**Stated task**
Reproduce each line exactly.

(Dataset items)
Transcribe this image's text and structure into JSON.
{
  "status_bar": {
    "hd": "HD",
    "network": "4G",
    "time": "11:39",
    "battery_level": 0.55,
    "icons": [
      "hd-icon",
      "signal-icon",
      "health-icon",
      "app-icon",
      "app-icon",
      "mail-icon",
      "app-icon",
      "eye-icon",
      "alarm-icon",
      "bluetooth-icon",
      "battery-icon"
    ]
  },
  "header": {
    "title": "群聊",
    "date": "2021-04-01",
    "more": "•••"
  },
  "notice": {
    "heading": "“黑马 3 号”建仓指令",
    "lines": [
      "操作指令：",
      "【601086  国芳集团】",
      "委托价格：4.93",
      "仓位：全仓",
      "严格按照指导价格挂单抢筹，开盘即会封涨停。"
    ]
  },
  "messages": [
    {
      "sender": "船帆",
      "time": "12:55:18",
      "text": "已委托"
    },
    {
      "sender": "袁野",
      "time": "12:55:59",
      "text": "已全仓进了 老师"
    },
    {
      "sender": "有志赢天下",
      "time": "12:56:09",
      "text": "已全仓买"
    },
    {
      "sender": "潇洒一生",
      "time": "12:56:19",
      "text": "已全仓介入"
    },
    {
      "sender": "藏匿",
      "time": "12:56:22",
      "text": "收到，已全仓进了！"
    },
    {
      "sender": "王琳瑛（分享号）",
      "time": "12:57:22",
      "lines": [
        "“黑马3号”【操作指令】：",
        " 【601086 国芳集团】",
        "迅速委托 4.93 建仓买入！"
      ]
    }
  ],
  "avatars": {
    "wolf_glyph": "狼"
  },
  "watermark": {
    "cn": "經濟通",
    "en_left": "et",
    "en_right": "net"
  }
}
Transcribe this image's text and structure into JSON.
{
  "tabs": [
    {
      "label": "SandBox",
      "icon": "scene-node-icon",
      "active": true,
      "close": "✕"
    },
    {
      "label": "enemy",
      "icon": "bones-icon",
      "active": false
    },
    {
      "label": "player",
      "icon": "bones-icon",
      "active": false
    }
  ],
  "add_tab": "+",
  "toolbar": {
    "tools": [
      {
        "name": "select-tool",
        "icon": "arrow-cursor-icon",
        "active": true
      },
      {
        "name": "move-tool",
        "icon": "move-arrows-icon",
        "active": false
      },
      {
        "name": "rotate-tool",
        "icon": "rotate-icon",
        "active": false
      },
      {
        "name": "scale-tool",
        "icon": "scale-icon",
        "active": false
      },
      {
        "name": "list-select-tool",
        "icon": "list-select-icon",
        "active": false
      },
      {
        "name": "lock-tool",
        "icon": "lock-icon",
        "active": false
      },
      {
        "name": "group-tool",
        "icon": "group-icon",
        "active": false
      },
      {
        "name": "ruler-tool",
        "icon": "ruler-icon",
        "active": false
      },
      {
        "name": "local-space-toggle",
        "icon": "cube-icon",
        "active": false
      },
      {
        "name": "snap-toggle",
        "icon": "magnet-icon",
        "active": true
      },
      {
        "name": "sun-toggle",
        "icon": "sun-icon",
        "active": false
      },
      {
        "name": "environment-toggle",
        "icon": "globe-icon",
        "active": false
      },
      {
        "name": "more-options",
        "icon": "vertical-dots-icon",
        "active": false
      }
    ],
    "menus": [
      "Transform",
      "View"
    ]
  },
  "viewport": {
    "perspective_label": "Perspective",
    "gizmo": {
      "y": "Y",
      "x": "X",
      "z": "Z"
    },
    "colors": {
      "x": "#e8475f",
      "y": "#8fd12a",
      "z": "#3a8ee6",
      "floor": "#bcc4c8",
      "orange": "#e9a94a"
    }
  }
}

**Correct output**
Transcribe this image's text and structure into JSON.
{
  "status_bar": {
    "hd": "HD",
    "network": "4G",
    "time": "11:39",
    "battery_level": 0.55,
    "icons": [
      "hd-icon",
      "signal-icon",
      "health-icon",
      "app-icon",
      "app-icon",
      "mail-icon",
      "app-icon",
      "eye-icon",
      "alarm-icon",
      "bluetooth-icon",
      "battery-icon"
    ]
  },
  "header": {
    "title": "群聊",
    "date": "2021-04-01",
    "more": "•••"
  },
  "notice": {
    "heading": "“黑马 3 号”建仓指令",
    "lines": [
      "操作指令：",
      "【601086  国芳集团】",
      "委托价格：4.93",
      "仓位：全仓",
      "严格按照指导价格挂单抢筹，开盘即会封涨停。"
    ]
  },
  "messages": [
    {
      "sender": "船帆",
      "time": "12:55:18",
      "text": "已委托"
    },
    {
      "sender": "袁野",
      "time": "12:55:59",
      "text": "已全仓进了 老师"
    },
    {
      "sender": "有志赢天下",
      "time": "12:56:09",
      "text": "已全仓买"
    },
    {
      "sender": "潇洒一生",
      "time": "12:56:19",
      "text": "已全仓介入"
    },
    {
      "sender": "藏匿",
      "time": "12:56:22",
      "text": "收到，已全仓进了！"
    },
    {
      "sender": "王琳瑛（分享号）",
      "time": "12:57:22",
      "lines": [
        "“黑马3号”【操作指令】：",
        " 【601086 国芳集团】",
        "迅速委托 4.93 建仓买入！"
      ]
    }
  ],
  "avatars": {
    "wolf_glyph": "狼"
  },
  "watermark": {
    "cn": "經濟通",
    "en_left": "et",
    "en_right": "net"
  }
}
Transcribe this image's text and structure into JSON.
{
  "tabs": [
    {
      "label": "SandBox",
      "icon": "scene-node-icon",
      "active": true,
      "close": "✕"
    },
    {
      "label": "enemy",
      "icon": "bones-icon",
      "active": false
    },
    {
      "label": "player",
      "icon": "bones-icon",
      "active": false
    }
  ],
  "add_tab": "+",
  "toolbar": {
    "tools": [
      {
        "name": "select-tool",
        "icon": "arrow-cursor-icon",
        "active": true
      },
      {
        "name": "move-tool",
        "icon": "move-arrows-icon",
        "active": false
      },
      {
        "name": "rotate-tool",
        "icon": "rotate-icon",
        "active": false
      },
      {
        "name": "scale-tool",
        "icon": "scale-icon",
        "active": false
      },
      {
        "name": "list-select-tool",
        "icon": "list-select-icon",
        "active": false
      },
      {
        "name": "lock-tool",
        "icon": "lock-icon",
        "active": false
      },
      {
        "name": "group-tool",
        "icon": "group-icon",
        "active": false
      },
      {
        "name": "ruler-tool",
        "icon": "ruler-icon",
        "active": false
      },
      {
        "name": "local-space-toggle",
        "icon": "cube-icon",
        "active": false
      },
      {
        "name": "snap-toggle",
        "icon": "magnet-icon",
        "active": true
      },
      {
        "name": "sun-toggle",
        "icon": "sun-icon",
        "active": false
      },
      {
        "name": "environment-toggle",
        "icon": "globe-icon",
        "active": false
      },
      {
        "name": "more-options",
        "icon": "vertical-dots-icon",
        "active": false
      }
    ],
    "menus": [
      "Transform",
      "View"
    ]
  },
  "viewport": {
    "perspective_label": "Perspective",
    "gizmo": {
      "y": "Y",
      "x": "X",
      "z": "Z"
    },
    "colors": {
      "x": "#e8475f",
      "y": "#8fd12a",
      "z": "#3a8ee6",
      "floor": "#bcc4c8",
      "orange": "#e9a94a"
    }
  }
}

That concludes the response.